_The request_
Reproduce every entry exactly as shown.

--- start Dataset rows ---

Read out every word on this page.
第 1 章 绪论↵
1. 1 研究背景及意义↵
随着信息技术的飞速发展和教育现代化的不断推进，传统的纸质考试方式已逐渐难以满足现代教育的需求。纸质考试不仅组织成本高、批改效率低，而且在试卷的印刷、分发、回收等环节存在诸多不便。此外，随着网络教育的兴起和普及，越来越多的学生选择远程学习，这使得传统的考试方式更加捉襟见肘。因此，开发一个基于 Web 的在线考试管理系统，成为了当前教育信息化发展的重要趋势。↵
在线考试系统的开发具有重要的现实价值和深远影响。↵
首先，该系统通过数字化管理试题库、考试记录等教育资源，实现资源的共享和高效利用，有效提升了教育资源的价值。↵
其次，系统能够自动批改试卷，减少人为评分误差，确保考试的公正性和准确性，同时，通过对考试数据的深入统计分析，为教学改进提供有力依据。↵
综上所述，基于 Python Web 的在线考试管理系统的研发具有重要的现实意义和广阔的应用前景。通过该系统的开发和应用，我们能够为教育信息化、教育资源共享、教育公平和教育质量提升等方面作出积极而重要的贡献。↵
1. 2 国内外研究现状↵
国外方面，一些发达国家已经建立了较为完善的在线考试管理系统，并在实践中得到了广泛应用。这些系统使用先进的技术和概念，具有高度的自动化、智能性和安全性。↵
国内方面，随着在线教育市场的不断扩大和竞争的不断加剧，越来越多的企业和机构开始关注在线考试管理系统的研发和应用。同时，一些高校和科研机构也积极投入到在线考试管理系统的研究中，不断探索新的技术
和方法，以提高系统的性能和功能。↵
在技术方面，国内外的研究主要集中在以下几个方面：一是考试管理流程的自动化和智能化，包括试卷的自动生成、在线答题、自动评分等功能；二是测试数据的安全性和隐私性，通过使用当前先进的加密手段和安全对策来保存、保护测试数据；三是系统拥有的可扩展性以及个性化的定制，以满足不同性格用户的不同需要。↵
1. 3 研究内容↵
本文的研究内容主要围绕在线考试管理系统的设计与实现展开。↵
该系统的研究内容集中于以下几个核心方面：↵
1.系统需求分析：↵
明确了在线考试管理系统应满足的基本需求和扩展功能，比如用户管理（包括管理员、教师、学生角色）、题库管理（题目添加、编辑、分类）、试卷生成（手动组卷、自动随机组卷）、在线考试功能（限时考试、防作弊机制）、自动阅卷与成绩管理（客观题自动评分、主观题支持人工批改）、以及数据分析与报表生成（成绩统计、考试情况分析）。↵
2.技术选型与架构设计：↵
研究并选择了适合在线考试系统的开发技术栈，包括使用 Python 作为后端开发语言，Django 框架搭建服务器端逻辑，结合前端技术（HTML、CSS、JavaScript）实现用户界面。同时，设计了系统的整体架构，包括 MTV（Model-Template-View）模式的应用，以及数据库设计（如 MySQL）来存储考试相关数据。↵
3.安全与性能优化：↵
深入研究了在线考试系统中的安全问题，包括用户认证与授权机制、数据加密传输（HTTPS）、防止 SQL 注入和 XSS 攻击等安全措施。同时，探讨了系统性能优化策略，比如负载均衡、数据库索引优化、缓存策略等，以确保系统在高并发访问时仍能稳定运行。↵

--- end Dataset rows ---

_Final answer_
Read out every word on this page.
第 1 章 绪论↵
1. 1 研究背景及意义↵
随着信息技术的飞速发展和教育现代化的不断推进，传统的纸质考试方式已逐渐难以满足现代教育的需求。纸质考试不仅组织成本高、批改效率低，而且在试卷的印刷、分发、回收等环节存在诸多不便。此外，随着网络教育的兴起和普及，越来越多的学生选择远程学习，这使得传统的考试方式更加捉襟见肘。因此，开发一个基于 Web 的在线考试管理系统，成为了当前教育信息化发展的重要趋势。↵
在线考试系统的开发具有重要的现实价值和深远影响。↵
首先，该系统通过数字化管理试题库、考试记录等教育资源，实现资源的共享和高效利用，有效提升了教育资源的价值。↵
其次，系统能够自动批改试卷，减少人为评分误差，确保考试的公正性和准确性，同时，通过对考试数据的深入统计分析，为教学改进提供有力依据。↵
综上所述，基于 Python Web 的在线考试管理系统的研发具有重要的现实意义和广阔的应用前景。通过该系统的开发和应用，我们能够为教育信息化、教育资源共享、教育公平和教育质量提升等方面作出积极而重要的贡献。↵
1. 2 国内外研究现状↵
国外方面，一些发达国家已经建立了较为完善的在线考试管理系统，并在实践中得到了广泛应用。这些系统使用先进的技术和概念，具有高度的自动化、智能性和安全性。↵
国内方面，随着在线教育市场的不断扩大和竞争的不断加剧，越来越多的企业和机构开始关注在线考试管理系统的研发和应用。同时，一些高校和科研机构也积极投入到在线考试管理系统的研究中，不断探索新的技术
和方法，以提高系统的性能和功能。↵
在技术方面，国内外的研究主要集中在以下几个方面：一是考试管理流程的自动化和智能化，包括试卷的自动生成、在线答题、自动评分等功能；二是测试数据的安全性和隐私性，通过使用当前先进的加密手段和安全对策来保存、保护测试数据；三是系统拥有的可扩展性以及个性化的定制，以满足不同性格用户的不同需要。↵
1. 3 研究内容↵
本文的研究内容主要围绕在线考试管理系统的设计与实现展开。↵
该系统的研究内容集中于以下几个核心方面：↵
1.系统需求分析：↵
明确了在线考试管理系统应满足的基本需求和扩展功能，比如用户管理（包括管理员、教师、学生角色）、题库管理（题目添加、编辑、分类）、试卷生成（手动组卷、自动随机组卷）、在线考试功能（限时考试、防作弊机制）、自动阅卷与成绩管理（客观题自动评分、主观题支持人工批改）、以及数据分析与报表生成（成绩统计、考试情况分析）。↵
2.技术选型与架构设计：↵
研究并选择了适合在线考试系统的开发技术栈，包括使用 Python 作为后端开发语言，Django 框架搭建服务器端逻辑，结合前端技术（HTML、CSS、JavaScript）实现用户界面。同时，设计了系统的整体架构，包括 MTV（Model-Template-View）模式的应用，以及数据库设计（如 MySQL）来存储考试相关数据。↵
3.安全与性能优化：↵
深入研究了在线考试系统中的安全问题，包括用户认证与授权机制、数据加密传输（HTTPS）、防止 SQL 注入和 XSS 攻击等安全措施。同时，探讨了系统性能优化策略，比如负载均衡、数据库索引优化、缓存策略等，以确保系统在高并发访问时仍能稳定运行。↵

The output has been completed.